## Exercise aim
The entries shown next need to be written again word for word.

━━━━━━━━━━

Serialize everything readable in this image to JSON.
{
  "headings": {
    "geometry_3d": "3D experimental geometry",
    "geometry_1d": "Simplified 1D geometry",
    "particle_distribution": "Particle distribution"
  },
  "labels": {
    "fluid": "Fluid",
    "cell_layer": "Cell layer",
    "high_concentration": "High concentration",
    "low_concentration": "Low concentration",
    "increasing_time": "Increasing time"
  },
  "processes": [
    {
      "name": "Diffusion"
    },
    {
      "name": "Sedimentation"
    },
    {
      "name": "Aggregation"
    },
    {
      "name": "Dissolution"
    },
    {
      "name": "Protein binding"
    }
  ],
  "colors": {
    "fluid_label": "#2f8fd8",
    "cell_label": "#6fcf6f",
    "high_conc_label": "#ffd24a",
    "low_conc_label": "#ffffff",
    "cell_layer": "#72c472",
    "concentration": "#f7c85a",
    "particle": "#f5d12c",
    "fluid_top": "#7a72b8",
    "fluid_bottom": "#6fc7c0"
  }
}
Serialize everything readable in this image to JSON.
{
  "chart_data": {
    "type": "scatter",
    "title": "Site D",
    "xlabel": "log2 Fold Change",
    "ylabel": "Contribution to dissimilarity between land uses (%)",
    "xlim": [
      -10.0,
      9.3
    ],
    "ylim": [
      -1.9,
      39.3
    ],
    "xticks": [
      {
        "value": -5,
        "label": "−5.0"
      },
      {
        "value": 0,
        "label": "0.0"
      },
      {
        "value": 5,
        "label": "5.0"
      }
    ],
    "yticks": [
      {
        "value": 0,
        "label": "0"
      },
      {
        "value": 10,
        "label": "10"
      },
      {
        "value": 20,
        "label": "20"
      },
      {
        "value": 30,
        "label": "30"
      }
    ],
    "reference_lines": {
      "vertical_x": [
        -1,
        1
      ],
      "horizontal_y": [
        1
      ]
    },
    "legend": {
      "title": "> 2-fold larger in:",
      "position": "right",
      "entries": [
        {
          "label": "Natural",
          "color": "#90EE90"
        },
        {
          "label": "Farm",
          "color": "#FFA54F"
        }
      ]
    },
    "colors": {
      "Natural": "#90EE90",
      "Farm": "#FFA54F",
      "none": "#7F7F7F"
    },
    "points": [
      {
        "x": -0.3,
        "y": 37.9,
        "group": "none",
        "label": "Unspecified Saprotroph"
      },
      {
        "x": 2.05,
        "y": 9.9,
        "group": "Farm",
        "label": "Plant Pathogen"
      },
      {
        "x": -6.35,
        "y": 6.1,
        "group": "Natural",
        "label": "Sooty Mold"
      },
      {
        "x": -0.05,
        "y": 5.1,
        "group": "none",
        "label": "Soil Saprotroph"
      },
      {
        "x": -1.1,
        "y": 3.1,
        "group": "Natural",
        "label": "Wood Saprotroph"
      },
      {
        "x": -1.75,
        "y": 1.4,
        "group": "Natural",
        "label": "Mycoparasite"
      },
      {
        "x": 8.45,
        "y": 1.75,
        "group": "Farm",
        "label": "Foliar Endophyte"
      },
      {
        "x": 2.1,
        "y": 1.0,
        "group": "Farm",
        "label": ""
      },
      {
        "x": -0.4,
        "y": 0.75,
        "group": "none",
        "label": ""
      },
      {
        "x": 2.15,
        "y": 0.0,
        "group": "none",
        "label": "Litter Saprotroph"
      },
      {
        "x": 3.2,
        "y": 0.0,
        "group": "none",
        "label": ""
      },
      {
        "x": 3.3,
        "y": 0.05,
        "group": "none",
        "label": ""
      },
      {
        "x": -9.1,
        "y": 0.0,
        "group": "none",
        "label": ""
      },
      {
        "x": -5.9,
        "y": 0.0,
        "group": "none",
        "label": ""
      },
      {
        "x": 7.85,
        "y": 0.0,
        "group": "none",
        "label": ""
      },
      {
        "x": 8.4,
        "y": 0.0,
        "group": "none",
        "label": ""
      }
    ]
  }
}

━━━━━━━━━━

## Task answer
Serialize everything readable in this image to JSON.
{
  "headings": {
    "geometry_3d": "3D experimental geometry",
    "geometry_1d": "Simplified 1D geometry",
    "particle_distribution": "Particle distribution"
  },
  "labels": {
    "fluid": "Fluid",
    "cell_layer": "Cell layer",
    "high_concentration": "High concentration",
    "low_concentration": "Low concentration",
    "increasing_time": "Increasing time"
  },
  "processes": [
    {
      "name": "Diffusion"
    },
    {
      "name": "Sedimentation"
    },
    {
      "name": "Aggregation"
    },
    {
      "name": "Dissolution"
    },
    {
      "name": "Protein binding"
    }
  ],
  "colors": {
    "fluid_label": "#2f8fd8",
    "cell_label": "#6fcf6f",
    "high_conc_label": "#ffd24a",
    "low_conc_label": "#ffffff",
    "cell_layer": "#72c472",
    "concentration": "#f7c85a",
    "particle": "#f5d12c",
    "fluid_top": "#7a72b8",
    "fluid_bottom": "#6fc7c0"
  }
}
Serialize everything readable in this image to JSON.
{
  "chart_data": {
    "type": "scatter",
    "title": "Site D",
    "xlabel": "log2 Fold Change",
    "ylabel": "Contribution to dissimilarity between land uses (%)",
    "xlim": [
      -10.0,
      9.3
    ],
    "ylim": [
      -1.9,
      39.3
    ],
    "xticks": [
      {
        "value": -5,
        "label": "−5.0"
      },
      {
        "value": 0,
        "label": "0.0"
      },
      {
        "value": 5,
        "label": "5.0"
      }
    ],
    "yticks": [
      {
        "value": 0,
        "label": "0"
      },
      {
        "value": 10,
        "label": "10"
      },
      {
        "value": 20,
        "label": "20"
      },
      {
        "value": 30,
        "label": "30"
      }
    ],
    "reference_lines": {
      "vertical_x": [
        -1,
        1
      ],
      "horizontal_y": [
        1
      ]
    },
    "legend": {
      "title": "> 2-fold larger in:",
      "position": "right",
      "entries": [
        {
          "label": "Natural",
          "color": "#90EE90"
        },
        {
          "label": "Farm",
          "color": "#FFA54F"
        }
      ]
    },
    "colors": {
      "Natural": "#90EE90",
      "Farm": "#FFA54F",
      "none": "#7F7F7F"
    },
    "points": [
      {
        "x": -0.3,
        "y": 37.9,
        "group": "none",
        "label": "Unspecified Saprotroph"
      },
      {
        "x": 2.05,
        "y": 9.9,
        "group": "Farm",
        "label": "Plant Pathogen"
      },
      {
        "x": -6.35,
        "y": 6.1,
        "group": "Natural",
        "label": "Sooty Mold"
      },
      {
        "x": -0.05,
        "y": 5.1,
        "group": "none",
        "label": "Soil Saprotroph"
      },
      {
        "x": -1.1,
        "y": 3.1,
        "group": "Natural",
        "label": "Wood Saprotroph"
      },
      {
        "x": -1.75,
        "y": 1.4,
        "group": "Natural",
        "label": "Mycoparasite"
      },
      {
        "x": 8.45,
        "y": 1.75,
        "group": "Farm",
        "label": "Foliar Endophyte"
      },
      {
        "x": 2.1,
        "y": 1.0,
        "group": "Farm",
        "label": ""
      },
      {
        "x": -0.4,
        "y": 0.75,
        "group": "none",
        "label": ""
      },
      {
        "x": 2.15,
        "y": 0.0,
        "group": "none",
        "label": "Litter Saprotroph"
      },
      {
        "x": 3.2,
        "y": 0.0,
        "group": "none",
        "label": ""
      },
      {
        "x": 3.3,
        "y": 0.05,
        "group": "none",
        "label": ""
      },
      {
        "x": -9.1,
        "y": 0.0,
        "group": "none",
        "label": ""
      },
      {
        "x": -5.9,
        "y": 0.0,
        "group": "none",
        "label": ""
      },
      {
        "x": 7.85,
        "y": 0.0,
        "group": "none",
        "label": ""
      },
      {
        "x": 8.4,
        "y": 0.0,
        "group": "none",
        "label": ""
      }
    ]
  }
}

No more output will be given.